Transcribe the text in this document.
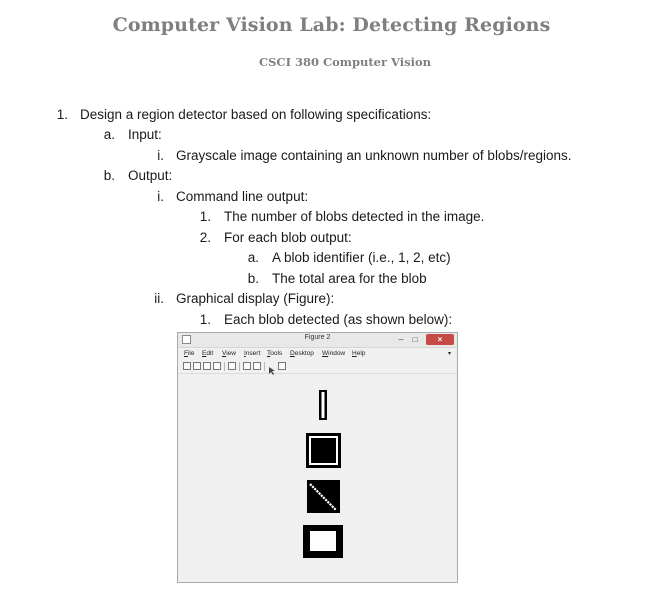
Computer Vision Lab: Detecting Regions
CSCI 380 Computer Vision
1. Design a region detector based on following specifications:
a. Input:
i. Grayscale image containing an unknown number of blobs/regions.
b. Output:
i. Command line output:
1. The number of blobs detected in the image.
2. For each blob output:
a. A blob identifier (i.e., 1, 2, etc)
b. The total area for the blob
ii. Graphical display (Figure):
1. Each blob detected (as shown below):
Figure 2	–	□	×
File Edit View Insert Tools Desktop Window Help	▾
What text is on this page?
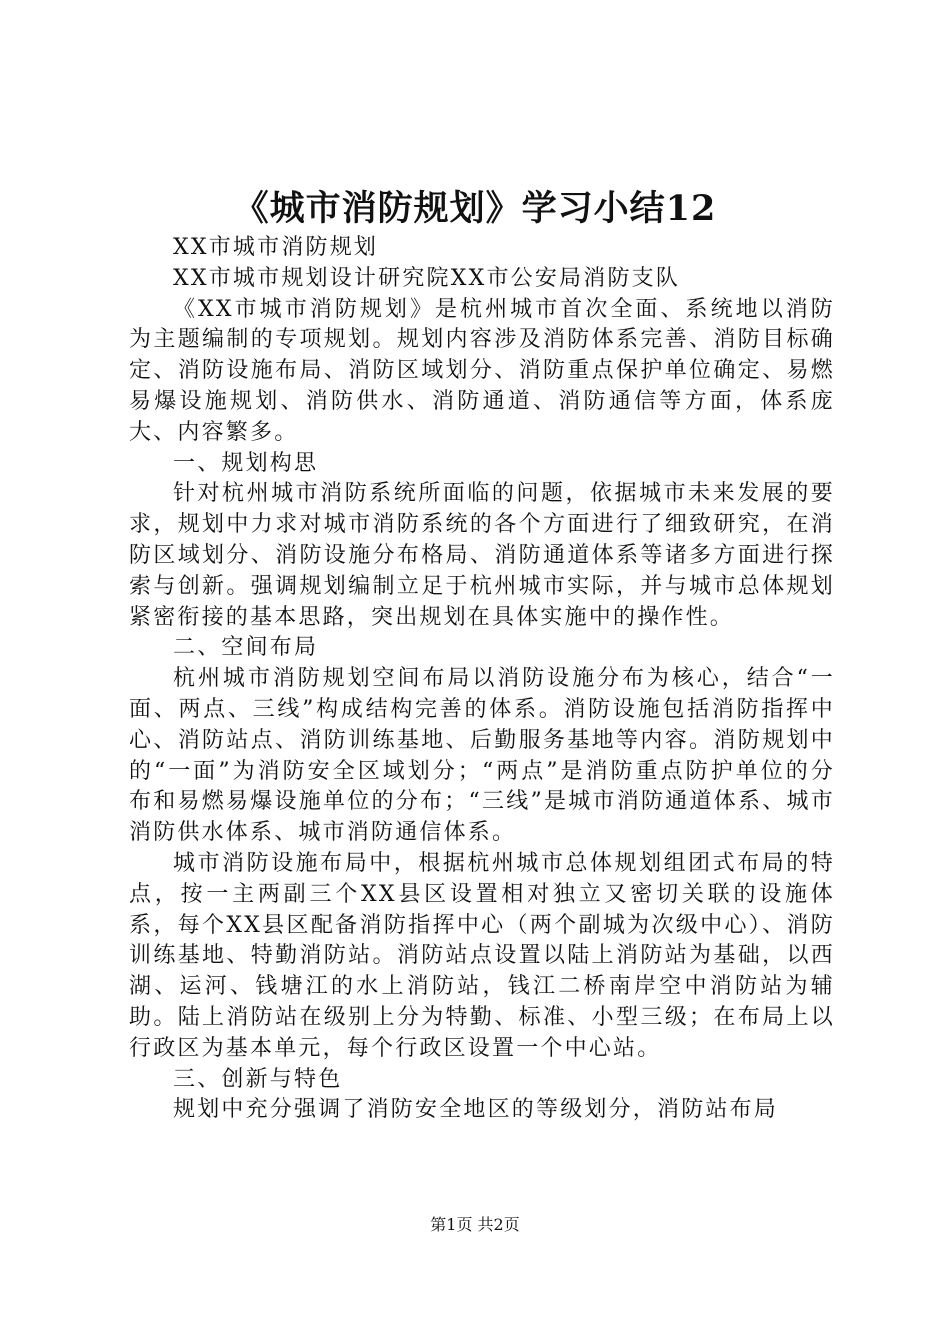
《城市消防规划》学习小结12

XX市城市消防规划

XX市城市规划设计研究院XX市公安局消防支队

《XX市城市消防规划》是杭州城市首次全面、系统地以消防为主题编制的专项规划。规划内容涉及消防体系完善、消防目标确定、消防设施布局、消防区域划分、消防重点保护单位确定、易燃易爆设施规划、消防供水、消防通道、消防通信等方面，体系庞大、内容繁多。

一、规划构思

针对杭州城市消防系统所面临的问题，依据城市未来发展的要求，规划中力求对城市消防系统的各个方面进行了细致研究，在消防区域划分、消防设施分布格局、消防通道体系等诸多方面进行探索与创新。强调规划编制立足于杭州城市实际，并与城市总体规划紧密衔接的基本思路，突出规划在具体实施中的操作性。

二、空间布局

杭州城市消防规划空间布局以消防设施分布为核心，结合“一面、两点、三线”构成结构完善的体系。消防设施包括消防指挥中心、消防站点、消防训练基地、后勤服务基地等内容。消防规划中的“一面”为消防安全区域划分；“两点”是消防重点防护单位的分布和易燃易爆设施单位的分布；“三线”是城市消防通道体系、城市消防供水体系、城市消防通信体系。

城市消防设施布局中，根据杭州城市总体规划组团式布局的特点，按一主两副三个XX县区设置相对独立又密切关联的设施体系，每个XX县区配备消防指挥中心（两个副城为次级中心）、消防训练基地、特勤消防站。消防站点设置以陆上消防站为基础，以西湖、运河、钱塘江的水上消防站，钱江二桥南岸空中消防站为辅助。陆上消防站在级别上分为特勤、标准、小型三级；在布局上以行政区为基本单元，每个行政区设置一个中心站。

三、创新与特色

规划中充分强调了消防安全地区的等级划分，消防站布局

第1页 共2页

—————

**PROBLEM TO SOLVE**
Above are records with pictures; repeat the records exactly and leave the pictures out.

**FINISHED EXERCISE**
Transcribe the text in this document.
Computer Vision Lab: Detecting Regions
CSCI 380 Computer Vision
1. Design a region detector based on following specifications:
a. Input:
i. Grayscale image containing an unknown number of blobs/regions.
b. Output:
i. Command line output:
1. The number of blobs detected in the image.
2. For each blob output:
a. A blob identifier (i.e., 1, 2, etc)
b. The total area for the blob
ii. Graphical display (Figure):
1. Each blob detected (as shown below):
Figure 2	–	□	×
File Edit View Insert Tools Desktop Window Help	▾
What text is on this page?
《城市消防规划》学习小结12

XX市城市消防规划

XX市城市规划设计研究院XX市公安局消防支队

《XX市城市消防规划》是杭州城市首次全面、系统地以消防为主题编制的专项规划。规划内容涉及消防体系完善、消防目标确定、消防设施布局、消防区域划分、消防重点保护单位确定、易燃易爆设施规划、消防供水、消防通道、消防通信等方面，体系庞大、内容繁多。

一、规划构思

针对杭州城市消防系统所面临的问题，依据城市未来发展的要求，规划中力求对城市消防系统的各个方面进行了细致研究，在消防区域划分、消防设施分布格局、消防通道体系等诸多方面进行探索与创新。强调规划编制立足于杭州城市实际，并与城市总体规划紧密衔接的基本思路，突出规划在具体实施中的操作性。

二、空间布局

杭州城市消防规划空间布局以消防设施分布为核心，结合“一面、两点、三线”构成结构完善的体系。消防设施包括消防指挥中心、消防站点、消防训练基地、后勤服务基地等内容。消防规划中的“一面”为消防安全区域划分；“两点”是消防重点防护单位的分布和易燃易爆设施单位的分布；“三线”是城市消防通道体系、城市消防供水体系、城市消防通信体系。

城市消防设施布局中，根据杭州城市总体规划组团式布局的特点，按一主两副三个XX县区设置相对独立又密切关联的设施体系，每个XX县区配备消防指挥中心（两个副城为次级中心）、消防训练基地、特勤消防站。消防站点设置以陆上消防站为基础，以西湖、运河、钱塘江的水上消防站，钱江二桥南岸空中消防站为辅助。陆上消防站在级别上分为特勤、标准、小型三级；在布局上以行政区为基本单元，每个行政区设置一个中心站。

三、创新与特色

规划中充分强调了消防安全地区的等级划分，消防站布局

第1页 共2页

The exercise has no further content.